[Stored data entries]
* * *

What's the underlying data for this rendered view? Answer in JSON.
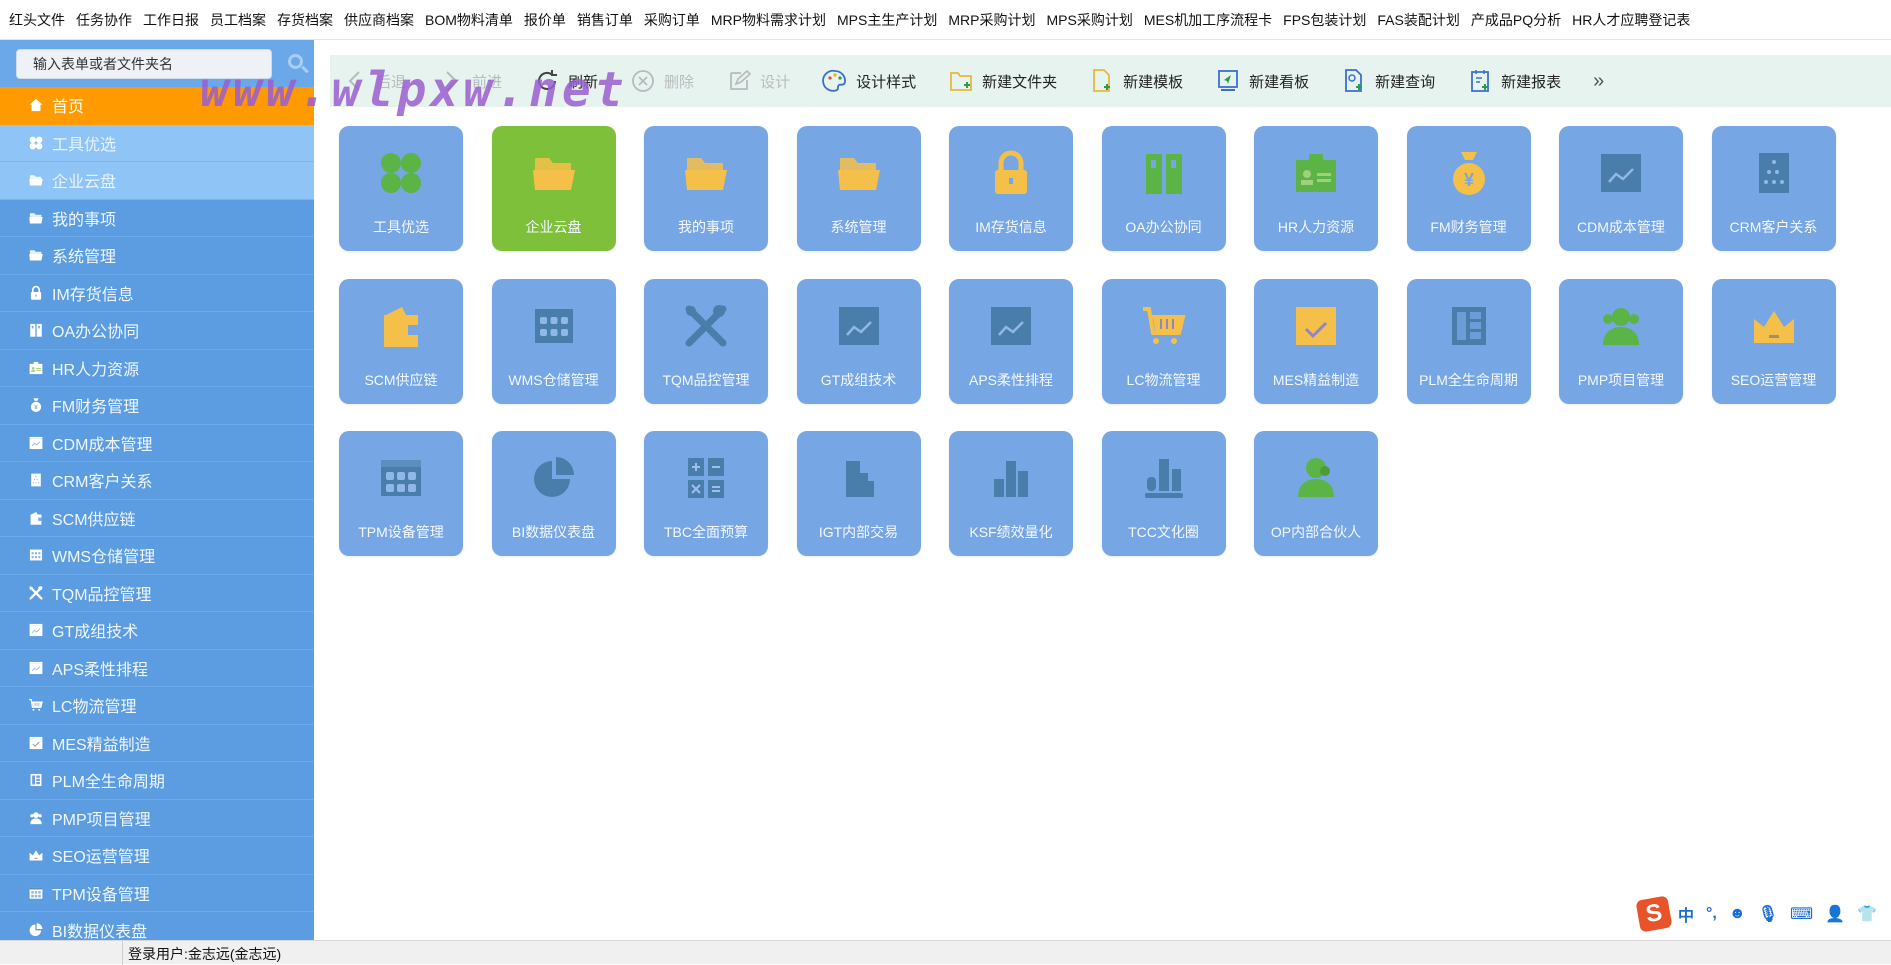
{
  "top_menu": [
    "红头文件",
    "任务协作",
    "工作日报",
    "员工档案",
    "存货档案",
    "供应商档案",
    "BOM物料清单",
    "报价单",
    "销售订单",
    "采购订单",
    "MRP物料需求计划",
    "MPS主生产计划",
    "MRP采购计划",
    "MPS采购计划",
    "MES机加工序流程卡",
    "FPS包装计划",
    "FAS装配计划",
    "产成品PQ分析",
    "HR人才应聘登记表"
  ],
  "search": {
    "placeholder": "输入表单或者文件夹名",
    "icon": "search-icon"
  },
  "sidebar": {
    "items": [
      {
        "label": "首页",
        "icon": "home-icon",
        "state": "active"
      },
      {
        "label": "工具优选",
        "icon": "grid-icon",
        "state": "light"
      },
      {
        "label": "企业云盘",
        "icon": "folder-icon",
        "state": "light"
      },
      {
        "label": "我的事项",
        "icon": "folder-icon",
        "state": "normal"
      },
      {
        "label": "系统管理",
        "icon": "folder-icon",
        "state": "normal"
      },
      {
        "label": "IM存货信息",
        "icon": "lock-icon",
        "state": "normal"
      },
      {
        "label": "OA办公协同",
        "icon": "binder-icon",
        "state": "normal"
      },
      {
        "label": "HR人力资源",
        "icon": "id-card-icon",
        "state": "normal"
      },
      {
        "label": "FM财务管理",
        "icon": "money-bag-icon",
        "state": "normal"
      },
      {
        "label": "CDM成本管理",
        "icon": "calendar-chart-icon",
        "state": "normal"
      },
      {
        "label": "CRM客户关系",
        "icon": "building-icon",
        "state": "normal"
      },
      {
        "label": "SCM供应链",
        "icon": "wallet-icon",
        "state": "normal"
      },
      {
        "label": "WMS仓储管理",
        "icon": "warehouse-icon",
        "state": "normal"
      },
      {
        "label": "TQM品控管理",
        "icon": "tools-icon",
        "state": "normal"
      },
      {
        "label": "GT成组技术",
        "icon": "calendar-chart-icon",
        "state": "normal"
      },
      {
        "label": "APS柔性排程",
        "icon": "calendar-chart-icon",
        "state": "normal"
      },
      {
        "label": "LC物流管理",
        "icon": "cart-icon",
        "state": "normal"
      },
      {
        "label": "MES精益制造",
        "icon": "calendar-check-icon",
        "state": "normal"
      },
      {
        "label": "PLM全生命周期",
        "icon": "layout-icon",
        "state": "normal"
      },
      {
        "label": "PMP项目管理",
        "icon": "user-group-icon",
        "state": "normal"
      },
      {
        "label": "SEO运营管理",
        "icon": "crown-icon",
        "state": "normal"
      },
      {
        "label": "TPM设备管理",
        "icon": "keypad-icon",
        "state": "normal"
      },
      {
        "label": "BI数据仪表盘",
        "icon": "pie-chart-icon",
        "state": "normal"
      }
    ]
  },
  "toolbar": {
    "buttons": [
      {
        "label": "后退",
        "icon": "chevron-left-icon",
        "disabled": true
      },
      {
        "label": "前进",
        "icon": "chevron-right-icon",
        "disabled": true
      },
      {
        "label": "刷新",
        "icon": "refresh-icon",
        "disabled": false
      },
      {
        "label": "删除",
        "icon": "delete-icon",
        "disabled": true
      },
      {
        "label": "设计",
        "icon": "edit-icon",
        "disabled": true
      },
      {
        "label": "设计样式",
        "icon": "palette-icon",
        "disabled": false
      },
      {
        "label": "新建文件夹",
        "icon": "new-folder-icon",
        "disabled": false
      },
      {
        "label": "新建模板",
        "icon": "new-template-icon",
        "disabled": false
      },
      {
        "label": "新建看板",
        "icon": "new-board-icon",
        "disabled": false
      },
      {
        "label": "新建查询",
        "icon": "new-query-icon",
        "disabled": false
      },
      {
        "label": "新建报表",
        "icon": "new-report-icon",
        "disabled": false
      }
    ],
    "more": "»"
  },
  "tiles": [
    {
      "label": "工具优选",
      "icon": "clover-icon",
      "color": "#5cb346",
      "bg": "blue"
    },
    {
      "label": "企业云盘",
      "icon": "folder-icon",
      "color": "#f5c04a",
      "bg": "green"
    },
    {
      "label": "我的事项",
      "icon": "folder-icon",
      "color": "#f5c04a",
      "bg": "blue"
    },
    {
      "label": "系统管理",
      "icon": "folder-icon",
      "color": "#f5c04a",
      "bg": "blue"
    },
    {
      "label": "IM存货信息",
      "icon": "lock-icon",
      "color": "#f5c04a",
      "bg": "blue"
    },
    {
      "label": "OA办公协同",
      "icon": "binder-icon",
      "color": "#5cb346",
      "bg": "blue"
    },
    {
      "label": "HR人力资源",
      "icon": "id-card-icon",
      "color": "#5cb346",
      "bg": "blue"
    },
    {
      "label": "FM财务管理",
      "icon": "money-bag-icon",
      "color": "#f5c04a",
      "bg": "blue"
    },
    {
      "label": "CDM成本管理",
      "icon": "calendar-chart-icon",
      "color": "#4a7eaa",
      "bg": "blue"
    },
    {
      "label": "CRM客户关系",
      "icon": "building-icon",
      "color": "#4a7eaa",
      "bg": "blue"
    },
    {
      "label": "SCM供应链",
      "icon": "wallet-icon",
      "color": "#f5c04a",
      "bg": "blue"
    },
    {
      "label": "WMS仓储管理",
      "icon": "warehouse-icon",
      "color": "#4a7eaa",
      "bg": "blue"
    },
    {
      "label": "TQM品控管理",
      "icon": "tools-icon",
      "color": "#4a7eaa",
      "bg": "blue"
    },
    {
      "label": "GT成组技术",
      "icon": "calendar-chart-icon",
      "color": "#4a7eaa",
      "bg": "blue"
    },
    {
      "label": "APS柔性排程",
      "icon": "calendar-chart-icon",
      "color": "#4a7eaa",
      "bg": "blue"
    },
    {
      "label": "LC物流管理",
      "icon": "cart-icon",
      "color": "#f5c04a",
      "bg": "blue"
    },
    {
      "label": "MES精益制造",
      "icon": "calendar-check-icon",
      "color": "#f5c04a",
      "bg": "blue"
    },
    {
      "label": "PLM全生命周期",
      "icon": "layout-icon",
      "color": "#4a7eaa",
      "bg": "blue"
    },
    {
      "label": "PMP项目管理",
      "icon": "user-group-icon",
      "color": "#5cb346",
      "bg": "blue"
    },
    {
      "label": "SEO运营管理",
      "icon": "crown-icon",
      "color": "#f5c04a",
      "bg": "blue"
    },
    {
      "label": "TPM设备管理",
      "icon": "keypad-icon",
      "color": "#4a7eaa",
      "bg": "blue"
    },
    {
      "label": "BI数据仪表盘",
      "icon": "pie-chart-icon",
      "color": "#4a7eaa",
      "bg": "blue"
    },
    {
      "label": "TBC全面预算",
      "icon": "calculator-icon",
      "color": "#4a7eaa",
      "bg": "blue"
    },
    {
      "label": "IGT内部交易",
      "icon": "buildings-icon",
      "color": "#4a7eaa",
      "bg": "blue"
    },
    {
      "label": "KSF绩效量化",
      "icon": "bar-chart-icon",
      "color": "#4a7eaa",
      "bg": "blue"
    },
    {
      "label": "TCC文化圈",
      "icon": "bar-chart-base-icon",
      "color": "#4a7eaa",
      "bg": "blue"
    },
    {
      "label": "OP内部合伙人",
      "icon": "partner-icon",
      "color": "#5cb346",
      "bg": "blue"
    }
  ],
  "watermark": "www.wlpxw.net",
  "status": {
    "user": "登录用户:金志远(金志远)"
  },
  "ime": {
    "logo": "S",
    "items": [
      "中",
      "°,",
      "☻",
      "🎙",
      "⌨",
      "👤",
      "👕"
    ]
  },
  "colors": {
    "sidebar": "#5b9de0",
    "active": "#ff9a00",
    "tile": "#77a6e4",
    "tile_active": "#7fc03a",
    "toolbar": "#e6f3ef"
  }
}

* * *

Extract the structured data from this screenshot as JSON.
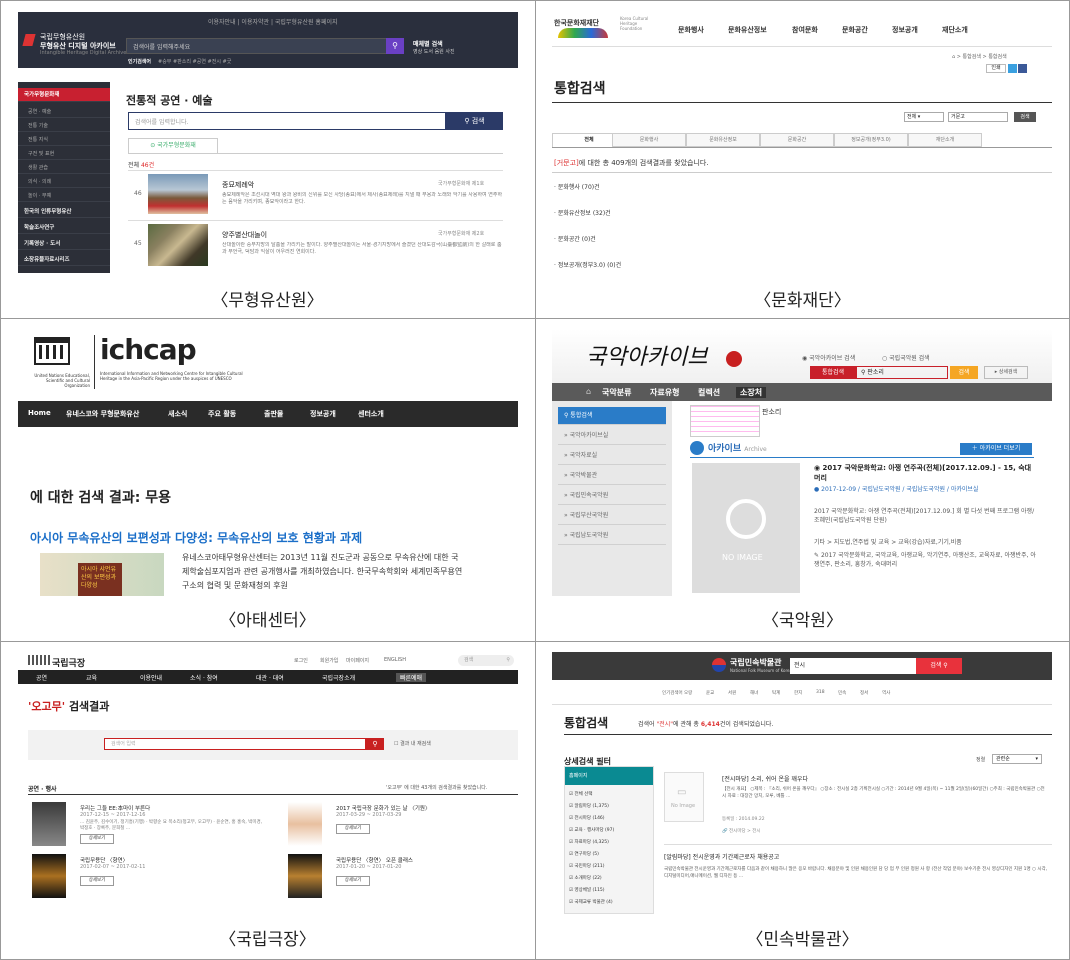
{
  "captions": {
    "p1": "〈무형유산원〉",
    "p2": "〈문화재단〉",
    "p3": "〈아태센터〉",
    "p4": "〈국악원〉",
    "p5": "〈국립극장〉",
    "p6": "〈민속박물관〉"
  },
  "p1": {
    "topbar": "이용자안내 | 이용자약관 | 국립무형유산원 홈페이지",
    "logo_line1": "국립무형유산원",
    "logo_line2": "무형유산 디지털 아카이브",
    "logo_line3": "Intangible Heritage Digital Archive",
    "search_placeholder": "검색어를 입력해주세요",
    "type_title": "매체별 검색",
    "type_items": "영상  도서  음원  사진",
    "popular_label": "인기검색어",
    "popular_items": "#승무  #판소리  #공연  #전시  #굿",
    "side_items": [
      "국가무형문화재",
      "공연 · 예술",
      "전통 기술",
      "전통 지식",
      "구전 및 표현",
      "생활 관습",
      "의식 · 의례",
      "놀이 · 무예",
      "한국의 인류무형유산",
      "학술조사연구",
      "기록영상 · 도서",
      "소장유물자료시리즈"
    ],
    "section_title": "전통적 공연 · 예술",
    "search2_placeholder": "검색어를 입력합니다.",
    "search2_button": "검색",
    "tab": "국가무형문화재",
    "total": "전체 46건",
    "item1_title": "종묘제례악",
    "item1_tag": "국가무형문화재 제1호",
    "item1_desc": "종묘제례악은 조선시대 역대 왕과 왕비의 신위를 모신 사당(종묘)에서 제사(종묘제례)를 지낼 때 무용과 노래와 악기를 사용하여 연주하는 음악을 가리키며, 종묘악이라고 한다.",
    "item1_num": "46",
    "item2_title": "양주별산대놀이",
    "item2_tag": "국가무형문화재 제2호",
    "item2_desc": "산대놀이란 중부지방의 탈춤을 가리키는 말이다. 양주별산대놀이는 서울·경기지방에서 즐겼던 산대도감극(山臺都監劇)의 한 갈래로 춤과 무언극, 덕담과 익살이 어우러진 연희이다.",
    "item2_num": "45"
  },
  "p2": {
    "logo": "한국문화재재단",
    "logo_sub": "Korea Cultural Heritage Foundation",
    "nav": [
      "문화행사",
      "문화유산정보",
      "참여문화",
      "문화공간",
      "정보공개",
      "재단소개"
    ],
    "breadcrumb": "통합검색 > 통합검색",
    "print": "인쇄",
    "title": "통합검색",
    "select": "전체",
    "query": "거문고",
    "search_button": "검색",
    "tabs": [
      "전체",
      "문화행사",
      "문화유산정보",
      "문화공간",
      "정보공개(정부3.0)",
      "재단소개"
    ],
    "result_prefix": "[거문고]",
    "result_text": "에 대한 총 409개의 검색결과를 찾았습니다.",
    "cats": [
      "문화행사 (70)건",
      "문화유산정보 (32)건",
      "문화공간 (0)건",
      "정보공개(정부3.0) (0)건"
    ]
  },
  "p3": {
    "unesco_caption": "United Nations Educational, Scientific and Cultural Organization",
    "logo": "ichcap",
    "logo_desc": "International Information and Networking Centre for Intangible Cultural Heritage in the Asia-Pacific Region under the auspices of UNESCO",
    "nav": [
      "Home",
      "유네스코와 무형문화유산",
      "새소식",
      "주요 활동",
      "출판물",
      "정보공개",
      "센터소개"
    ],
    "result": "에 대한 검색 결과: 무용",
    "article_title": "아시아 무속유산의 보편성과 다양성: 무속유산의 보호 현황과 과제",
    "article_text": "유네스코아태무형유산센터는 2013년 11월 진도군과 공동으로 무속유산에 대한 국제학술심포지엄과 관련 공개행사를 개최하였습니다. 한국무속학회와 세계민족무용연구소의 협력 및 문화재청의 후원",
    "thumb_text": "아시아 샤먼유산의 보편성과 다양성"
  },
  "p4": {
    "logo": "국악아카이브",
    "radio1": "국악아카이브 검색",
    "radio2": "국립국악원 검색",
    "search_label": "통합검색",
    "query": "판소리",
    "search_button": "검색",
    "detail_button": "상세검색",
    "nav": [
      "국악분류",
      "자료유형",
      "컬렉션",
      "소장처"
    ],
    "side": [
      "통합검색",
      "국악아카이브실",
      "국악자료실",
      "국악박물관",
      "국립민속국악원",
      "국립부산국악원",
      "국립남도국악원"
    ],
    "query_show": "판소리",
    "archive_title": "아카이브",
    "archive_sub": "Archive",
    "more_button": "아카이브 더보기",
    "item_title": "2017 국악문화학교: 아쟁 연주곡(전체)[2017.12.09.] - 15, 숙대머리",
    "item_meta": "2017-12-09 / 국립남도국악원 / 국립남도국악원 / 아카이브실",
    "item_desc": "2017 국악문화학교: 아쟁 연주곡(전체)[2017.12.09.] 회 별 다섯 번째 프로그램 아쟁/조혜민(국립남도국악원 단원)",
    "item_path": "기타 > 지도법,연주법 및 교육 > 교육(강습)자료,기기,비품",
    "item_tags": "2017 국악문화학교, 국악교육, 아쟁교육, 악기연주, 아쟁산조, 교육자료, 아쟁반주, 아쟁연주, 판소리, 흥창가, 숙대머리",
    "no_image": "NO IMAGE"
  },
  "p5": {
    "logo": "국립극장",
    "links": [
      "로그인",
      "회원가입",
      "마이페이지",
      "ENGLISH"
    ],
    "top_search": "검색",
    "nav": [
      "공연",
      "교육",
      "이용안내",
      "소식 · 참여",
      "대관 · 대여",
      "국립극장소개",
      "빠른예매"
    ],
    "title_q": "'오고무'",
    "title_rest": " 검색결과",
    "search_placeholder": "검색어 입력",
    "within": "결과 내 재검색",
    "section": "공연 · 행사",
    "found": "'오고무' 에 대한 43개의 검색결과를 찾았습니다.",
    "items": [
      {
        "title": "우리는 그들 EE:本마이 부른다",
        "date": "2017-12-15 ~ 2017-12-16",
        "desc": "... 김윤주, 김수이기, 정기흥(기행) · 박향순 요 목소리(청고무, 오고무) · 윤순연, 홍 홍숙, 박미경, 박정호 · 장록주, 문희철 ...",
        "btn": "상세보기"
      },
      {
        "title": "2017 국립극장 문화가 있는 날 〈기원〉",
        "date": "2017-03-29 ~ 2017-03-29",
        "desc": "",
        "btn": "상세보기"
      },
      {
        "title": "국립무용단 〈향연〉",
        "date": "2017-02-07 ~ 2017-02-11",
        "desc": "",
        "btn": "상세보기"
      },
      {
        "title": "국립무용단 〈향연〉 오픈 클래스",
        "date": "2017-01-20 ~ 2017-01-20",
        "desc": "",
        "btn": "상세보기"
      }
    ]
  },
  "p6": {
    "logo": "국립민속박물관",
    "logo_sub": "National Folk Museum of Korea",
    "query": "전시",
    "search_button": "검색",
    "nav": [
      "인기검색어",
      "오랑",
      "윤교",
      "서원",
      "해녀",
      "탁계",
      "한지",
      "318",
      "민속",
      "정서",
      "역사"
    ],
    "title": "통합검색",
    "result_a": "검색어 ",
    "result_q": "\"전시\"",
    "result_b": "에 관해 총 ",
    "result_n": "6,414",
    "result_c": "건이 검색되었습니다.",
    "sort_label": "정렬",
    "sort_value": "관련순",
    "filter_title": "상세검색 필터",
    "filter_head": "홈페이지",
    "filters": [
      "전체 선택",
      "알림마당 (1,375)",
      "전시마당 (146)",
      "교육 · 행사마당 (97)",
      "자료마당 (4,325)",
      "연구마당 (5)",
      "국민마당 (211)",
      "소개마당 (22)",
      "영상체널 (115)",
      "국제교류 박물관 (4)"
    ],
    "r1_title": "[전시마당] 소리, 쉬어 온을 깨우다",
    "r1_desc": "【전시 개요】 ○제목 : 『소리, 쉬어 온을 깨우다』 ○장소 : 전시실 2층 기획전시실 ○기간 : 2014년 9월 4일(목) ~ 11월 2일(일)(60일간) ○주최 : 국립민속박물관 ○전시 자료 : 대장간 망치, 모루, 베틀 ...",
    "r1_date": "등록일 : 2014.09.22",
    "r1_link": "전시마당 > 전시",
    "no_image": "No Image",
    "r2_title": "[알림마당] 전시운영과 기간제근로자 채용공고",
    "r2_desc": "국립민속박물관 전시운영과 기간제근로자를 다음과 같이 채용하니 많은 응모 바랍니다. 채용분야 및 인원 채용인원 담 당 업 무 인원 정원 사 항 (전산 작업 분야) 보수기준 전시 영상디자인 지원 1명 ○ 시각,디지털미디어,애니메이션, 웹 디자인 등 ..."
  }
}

* * *

**Aim of the task**. Which lines include "국가무형문화재"? Copy each of them out.

**Full answer**.
      "국가무형문화재",
    "tab": "국가무형문화재",
    "item1_tag": "국가무형문화재 제1호",
    "item2_tag": "국가무형문화재 제2호",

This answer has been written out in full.